>> Begin MATERIALS PROVIDED

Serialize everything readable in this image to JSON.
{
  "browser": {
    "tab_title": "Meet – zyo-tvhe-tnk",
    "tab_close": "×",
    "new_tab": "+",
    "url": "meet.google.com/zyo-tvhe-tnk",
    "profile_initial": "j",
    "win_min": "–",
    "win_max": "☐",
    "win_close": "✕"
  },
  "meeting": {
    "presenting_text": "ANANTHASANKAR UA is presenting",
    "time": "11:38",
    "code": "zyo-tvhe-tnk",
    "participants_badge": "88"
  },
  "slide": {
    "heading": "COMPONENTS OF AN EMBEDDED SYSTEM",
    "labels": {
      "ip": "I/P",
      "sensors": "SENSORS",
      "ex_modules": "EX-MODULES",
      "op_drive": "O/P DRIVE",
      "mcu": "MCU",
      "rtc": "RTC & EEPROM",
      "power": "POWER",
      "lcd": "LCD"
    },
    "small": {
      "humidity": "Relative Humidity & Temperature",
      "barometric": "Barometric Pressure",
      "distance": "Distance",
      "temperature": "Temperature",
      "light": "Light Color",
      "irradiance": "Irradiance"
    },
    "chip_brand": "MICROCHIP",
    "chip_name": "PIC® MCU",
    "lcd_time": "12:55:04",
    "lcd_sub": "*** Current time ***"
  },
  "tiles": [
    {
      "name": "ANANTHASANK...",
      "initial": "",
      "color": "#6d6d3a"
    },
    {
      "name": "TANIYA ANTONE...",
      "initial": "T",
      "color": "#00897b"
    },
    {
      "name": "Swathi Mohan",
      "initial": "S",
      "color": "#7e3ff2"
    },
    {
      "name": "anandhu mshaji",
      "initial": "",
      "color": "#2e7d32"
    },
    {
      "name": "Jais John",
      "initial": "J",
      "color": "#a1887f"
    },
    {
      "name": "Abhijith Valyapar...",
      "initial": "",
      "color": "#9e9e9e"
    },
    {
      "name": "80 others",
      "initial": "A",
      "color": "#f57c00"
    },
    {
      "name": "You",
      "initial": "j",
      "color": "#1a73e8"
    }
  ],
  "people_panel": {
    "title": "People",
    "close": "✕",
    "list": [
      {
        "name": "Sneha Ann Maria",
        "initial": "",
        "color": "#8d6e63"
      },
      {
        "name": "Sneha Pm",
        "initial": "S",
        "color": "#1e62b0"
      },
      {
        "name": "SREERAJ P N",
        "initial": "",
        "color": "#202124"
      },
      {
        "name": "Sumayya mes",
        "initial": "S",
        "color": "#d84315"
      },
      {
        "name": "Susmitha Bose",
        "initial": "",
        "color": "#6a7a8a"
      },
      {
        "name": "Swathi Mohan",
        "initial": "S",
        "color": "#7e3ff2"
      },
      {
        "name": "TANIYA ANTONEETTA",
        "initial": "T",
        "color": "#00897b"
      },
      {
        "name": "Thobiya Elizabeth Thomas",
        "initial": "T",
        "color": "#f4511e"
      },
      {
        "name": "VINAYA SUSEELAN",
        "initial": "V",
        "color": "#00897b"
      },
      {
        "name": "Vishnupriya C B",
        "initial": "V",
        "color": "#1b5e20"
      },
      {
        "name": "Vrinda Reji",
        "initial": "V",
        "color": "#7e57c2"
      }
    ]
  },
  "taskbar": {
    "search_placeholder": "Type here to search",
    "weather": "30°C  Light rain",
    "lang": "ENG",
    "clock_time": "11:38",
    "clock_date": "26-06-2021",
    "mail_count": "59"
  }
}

>> End MATERIALS PROVIDED

■ **GIVEN TASK**: Search the entries for the word "Swathi" and gather every line where it appears.

■ **WRITTEN RESPONSE**:
      "name": "Swathi Mohan",
        "name": "Swathi Mohan",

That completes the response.